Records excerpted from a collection
►

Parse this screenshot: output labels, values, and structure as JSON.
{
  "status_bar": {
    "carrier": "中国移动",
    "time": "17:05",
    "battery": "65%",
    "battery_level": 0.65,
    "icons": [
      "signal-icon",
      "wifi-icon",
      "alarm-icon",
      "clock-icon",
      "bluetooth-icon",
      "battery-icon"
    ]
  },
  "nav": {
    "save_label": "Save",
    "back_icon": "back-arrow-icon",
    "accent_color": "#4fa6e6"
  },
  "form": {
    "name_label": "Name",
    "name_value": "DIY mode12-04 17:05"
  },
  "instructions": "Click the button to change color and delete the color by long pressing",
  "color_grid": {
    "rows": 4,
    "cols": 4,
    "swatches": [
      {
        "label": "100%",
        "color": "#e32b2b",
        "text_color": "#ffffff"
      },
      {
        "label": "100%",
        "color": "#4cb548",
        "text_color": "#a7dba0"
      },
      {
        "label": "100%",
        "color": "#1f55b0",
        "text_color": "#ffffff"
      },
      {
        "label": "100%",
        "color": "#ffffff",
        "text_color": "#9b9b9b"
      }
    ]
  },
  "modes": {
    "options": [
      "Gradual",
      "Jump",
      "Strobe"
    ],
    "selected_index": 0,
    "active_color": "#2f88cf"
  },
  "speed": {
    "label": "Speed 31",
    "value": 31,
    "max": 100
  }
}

◄

*Task*.
Output an exact copy of each record.

*Result for this task*.
Parse this screenshot: output labels, values, and structure as JSON.
{
  "status_bar": {
    "carrier": "中国移动",
    "time": "17:05",
    "battery": "65%",
    "battery_level": 0.65,
    "icons": [
      "signal-icon",
      "wifi-icon",
      "alarm-icon",
      "clock-icon",
      "bluetooth-icon",
      "battery-icon"
    ]
  },
  "nav": {
    "save_label": "Save",
    "back_icon": "back-arrow-icon",
    "accent_color": "#4fa6e6"
  },
  "form": {
    "name_label": "Name",
    "name_value": "DIY mode12-04 17:05"
  },
  "instructions": "Click the button to change color and delete the color by long pressing",
  "color_grid": {
    "rows": 4,
    "cols": 4,
    "swatches": [
      {
        "label": "100%",
        "color": "#e32b2b",
        "text_color": "#ffffff"
      },
      {
        "label": "100%",
        "color": "#4cb548",
        "text_color": "#a7dba0"
      },
      {
        "label": "100%",
        "color": "#1f55b0",
        "text_color": "#ffffff"
      },
      {
        "label": "100%",
        "color": "#ffffff",
        "text_color": "#9b9b9b"
      }
    ]
  },
  "modes": {
    "options": [
      "Gradual",
      "Jump",
      "Strobe"
    ],
    "selected_index": 0,
    "active_color": "#2f88cf"
  },
  "speed": {
    "label": "Speed 31",
    "value": 31,
    "max": 100
  }
}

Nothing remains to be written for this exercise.